Extracted records

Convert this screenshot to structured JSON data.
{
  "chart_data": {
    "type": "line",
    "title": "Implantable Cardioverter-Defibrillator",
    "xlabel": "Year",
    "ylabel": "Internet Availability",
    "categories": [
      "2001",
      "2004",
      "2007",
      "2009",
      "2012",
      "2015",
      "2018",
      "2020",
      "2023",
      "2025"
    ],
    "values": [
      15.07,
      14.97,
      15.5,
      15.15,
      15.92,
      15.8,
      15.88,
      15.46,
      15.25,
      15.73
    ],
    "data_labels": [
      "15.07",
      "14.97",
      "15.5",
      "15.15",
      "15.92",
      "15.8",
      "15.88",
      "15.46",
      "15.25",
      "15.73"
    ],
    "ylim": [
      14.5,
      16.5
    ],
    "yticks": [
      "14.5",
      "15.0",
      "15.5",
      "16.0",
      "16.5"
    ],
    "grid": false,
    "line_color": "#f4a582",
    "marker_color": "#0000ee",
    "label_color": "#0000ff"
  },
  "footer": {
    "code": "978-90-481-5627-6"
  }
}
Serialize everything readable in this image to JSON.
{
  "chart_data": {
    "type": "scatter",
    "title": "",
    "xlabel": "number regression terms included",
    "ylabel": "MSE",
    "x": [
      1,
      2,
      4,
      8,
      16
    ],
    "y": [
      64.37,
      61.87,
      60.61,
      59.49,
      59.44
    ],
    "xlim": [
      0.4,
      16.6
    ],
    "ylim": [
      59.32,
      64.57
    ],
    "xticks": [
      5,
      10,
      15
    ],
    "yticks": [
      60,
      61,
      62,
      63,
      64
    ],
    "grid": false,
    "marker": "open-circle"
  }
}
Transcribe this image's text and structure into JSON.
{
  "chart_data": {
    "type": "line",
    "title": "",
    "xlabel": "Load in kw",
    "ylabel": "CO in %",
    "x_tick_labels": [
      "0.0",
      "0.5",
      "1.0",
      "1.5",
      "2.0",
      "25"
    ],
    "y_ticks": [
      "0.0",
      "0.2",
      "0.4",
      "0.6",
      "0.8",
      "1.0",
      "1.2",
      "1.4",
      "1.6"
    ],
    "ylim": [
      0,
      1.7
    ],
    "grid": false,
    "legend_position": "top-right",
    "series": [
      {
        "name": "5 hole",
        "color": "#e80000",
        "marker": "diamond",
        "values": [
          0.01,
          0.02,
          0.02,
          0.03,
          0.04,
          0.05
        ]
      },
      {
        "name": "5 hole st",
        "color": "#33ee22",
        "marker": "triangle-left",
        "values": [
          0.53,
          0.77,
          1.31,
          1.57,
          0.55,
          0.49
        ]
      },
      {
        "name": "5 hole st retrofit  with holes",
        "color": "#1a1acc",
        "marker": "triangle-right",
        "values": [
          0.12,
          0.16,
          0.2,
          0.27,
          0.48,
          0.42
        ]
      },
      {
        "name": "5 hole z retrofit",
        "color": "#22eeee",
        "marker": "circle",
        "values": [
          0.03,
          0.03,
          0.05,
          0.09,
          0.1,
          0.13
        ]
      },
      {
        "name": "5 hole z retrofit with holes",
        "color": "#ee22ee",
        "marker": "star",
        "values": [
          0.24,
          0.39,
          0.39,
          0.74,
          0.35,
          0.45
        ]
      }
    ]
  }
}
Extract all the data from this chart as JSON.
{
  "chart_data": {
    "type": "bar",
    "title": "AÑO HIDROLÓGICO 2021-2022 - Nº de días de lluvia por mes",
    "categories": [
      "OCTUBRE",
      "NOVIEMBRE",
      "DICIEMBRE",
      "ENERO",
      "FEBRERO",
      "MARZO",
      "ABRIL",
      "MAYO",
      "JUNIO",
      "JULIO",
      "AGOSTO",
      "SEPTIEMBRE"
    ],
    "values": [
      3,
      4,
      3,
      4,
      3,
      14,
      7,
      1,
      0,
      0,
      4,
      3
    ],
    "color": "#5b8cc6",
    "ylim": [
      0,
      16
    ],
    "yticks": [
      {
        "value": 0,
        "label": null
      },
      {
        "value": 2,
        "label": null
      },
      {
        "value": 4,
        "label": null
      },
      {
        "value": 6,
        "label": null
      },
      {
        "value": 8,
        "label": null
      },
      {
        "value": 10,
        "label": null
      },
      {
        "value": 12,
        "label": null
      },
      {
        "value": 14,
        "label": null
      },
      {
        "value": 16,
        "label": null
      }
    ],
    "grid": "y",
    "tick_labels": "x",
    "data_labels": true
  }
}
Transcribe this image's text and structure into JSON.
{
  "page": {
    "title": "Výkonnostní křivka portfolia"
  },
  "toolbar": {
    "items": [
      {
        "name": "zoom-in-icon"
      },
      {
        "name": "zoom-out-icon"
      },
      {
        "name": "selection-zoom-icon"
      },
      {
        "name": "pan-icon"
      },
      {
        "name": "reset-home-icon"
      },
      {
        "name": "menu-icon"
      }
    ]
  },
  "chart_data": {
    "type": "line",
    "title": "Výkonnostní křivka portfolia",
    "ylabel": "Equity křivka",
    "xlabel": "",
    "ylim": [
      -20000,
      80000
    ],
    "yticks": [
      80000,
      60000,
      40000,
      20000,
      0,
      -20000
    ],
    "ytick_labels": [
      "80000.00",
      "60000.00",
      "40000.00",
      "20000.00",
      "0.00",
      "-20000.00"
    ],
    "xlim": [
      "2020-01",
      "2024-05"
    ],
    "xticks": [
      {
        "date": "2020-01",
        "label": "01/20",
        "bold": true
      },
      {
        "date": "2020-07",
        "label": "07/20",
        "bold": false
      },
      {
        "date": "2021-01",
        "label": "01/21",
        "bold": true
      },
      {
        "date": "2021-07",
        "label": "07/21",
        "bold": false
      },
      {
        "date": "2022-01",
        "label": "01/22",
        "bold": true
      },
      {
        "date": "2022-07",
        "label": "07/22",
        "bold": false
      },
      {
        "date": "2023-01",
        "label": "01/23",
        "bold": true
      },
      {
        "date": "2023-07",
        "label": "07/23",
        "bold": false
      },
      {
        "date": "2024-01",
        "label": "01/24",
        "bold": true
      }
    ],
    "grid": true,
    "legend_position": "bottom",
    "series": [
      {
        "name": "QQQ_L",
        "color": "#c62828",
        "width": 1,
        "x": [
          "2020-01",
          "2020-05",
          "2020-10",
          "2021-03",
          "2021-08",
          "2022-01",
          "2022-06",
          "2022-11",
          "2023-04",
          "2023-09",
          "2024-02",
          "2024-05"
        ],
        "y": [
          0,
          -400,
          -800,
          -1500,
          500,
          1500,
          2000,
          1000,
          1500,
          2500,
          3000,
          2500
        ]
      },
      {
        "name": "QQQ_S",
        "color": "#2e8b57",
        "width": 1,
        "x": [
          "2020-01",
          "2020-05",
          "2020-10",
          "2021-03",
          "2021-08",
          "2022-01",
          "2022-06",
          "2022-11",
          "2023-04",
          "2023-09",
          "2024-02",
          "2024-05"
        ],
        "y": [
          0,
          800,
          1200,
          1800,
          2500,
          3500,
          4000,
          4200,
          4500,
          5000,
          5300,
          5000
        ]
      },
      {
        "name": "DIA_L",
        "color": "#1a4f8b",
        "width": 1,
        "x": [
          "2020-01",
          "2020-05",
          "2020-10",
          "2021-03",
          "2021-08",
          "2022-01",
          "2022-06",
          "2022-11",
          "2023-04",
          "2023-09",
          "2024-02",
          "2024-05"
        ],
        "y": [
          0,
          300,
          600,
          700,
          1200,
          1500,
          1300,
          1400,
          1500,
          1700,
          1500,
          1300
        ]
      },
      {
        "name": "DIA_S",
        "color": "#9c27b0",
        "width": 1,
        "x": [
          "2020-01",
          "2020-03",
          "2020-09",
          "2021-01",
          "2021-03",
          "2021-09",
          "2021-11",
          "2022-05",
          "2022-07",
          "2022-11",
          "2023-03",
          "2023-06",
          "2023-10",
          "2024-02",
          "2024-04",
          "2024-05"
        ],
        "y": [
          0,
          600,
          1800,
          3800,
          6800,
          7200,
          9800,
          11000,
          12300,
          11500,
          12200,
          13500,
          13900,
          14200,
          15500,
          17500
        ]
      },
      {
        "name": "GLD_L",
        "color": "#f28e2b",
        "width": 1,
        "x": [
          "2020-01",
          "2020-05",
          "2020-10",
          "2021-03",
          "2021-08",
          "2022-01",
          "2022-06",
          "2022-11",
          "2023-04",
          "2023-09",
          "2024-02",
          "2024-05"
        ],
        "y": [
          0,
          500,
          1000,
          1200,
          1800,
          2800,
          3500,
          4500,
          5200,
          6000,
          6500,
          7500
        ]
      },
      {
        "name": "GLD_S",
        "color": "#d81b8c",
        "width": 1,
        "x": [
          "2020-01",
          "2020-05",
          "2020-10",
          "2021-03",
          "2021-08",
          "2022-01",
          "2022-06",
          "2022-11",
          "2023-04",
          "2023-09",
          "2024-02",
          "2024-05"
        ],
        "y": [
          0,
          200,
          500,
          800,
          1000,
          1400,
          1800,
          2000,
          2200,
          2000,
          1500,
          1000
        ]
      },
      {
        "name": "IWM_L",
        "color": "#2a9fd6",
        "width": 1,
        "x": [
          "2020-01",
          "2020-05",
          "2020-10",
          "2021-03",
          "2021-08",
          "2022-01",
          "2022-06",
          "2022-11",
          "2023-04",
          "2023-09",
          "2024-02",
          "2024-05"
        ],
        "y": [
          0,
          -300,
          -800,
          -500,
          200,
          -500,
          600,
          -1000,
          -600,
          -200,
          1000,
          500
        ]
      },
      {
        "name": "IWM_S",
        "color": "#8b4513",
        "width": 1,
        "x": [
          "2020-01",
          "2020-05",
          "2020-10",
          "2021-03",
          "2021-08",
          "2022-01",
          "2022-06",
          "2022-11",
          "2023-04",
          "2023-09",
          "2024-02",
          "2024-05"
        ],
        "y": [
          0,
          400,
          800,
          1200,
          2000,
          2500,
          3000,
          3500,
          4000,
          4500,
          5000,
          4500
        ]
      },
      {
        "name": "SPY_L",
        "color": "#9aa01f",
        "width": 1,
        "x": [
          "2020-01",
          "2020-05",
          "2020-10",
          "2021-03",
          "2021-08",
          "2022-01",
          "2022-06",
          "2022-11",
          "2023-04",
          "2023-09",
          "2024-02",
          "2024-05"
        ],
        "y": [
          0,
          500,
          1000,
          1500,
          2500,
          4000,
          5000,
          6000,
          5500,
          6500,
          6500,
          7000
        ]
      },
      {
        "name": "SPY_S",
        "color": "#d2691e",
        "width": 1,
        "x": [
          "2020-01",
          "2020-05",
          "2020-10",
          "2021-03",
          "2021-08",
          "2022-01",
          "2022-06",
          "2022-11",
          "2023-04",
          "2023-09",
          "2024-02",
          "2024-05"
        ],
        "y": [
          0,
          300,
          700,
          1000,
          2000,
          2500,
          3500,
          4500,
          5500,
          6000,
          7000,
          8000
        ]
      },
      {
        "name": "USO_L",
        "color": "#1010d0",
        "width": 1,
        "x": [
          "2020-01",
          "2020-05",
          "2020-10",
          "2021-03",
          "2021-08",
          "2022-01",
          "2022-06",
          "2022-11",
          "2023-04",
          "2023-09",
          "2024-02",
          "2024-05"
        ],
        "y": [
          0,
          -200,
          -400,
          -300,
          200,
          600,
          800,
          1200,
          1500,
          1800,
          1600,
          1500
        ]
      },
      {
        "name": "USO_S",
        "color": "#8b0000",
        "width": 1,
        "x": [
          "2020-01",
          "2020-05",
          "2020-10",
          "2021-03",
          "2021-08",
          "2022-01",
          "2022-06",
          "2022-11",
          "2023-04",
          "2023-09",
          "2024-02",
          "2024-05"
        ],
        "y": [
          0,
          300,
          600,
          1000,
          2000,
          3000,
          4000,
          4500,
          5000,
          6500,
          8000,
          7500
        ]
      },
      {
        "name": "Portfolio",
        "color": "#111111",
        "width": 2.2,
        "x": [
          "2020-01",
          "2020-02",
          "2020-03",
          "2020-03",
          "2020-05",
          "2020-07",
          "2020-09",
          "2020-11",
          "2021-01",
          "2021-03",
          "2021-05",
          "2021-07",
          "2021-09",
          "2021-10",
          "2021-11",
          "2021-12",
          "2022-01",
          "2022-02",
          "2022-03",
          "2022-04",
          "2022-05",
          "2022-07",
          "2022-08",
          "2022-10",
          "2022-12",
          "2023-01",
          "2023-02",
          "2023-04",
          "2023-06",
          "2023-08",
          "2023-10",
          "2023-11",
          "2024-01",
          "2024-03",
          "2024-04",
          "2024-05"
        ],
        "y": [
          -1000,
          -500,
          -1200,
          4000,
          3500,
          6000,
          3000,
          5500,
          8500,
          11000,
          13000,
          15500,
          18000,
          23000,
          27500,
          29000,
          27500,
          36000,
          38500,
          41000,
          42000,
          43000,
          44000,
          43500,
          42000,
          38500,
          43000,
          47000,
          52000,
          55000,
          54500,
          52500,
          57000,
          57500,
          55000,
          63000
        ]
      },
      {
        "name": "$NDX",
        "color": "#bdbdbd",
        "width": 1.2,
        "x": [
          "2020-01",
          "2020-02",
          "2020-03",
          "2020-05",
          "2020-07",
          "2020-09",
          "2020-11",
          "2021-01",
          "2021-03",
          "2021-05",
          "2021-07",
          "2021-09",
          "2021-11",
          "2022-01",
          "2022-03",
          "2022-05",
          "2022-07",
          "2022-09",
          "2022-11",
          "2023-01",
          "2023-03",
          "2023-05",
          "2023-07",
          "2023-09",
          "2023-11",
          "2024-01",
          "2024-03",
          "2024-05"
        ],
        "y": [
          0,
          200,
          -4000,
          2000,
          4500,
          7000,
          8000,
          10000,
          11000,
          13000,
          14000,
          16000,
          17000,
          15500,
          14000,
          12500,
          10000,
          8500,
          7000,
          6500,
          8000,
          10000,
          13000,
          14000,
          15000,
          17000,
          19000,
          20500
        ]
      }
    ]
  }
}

- JOB:
Report the number of lines above that contain the word "retrofit", and only that number.

- EXERCISE SOLUTION:
3